[Part of a data file]
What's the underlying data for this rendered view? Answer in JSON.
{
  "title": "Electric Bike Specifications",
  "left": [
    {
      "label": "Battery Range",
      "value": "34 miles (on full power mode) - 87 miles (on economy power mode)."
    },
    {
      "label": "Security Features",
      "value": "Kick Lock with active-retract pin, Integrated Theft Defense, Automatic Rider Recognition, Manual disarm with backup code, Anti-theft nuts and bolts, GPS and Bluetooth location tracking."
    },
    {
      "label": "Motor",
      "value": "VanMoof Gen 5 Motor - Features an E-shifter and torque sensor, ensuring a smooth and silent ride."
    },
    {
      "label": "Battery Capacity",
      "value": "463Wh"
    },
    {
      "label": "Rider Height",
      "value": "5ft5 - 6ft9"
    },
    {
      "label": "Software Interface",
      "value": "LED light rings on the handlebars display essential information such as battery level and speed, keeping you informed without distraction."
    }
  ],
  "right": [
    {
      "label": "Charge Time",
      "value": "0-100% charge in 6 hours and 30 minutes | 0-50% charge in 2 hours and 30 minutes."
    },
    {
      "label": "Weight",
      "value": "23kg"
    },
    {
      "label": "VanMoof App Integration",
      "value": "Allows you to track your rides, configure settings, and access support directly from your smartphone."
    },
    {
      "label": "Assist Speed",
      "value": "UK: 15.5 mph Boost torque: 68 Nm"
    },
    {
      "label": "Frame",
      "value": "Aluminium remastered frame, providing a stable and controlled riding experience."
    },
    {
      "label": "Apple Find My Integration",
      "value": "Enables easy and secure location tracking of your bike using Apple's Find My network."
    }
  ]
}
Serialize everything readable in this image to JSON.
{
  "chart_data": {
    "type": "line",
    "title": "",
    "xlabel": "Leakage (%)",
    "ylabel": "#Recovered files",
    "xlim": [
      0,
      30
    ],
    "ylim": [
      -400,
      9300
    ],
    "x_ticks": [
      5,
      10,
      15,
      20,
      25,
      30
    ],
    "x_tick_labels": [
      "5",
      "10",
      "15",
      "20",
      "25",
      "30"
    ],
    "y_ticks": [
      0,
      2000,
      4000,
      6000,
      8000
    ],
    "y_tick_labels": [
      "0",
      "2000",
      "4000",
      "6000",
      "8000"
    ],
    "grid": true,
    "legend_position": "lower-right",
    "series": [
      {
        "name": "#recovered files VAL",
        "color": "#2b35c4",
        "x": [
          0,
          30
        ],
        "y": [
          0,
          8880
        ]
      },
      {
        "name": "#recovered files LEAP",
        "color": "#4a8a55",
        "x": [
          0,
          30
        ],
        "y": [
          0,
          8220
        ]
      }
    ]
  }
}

| INSTRUCTIONS FOR THE TASK |
Give solely the number of lines in the data that contain the string "Apple".

| THE OUTPUT |
2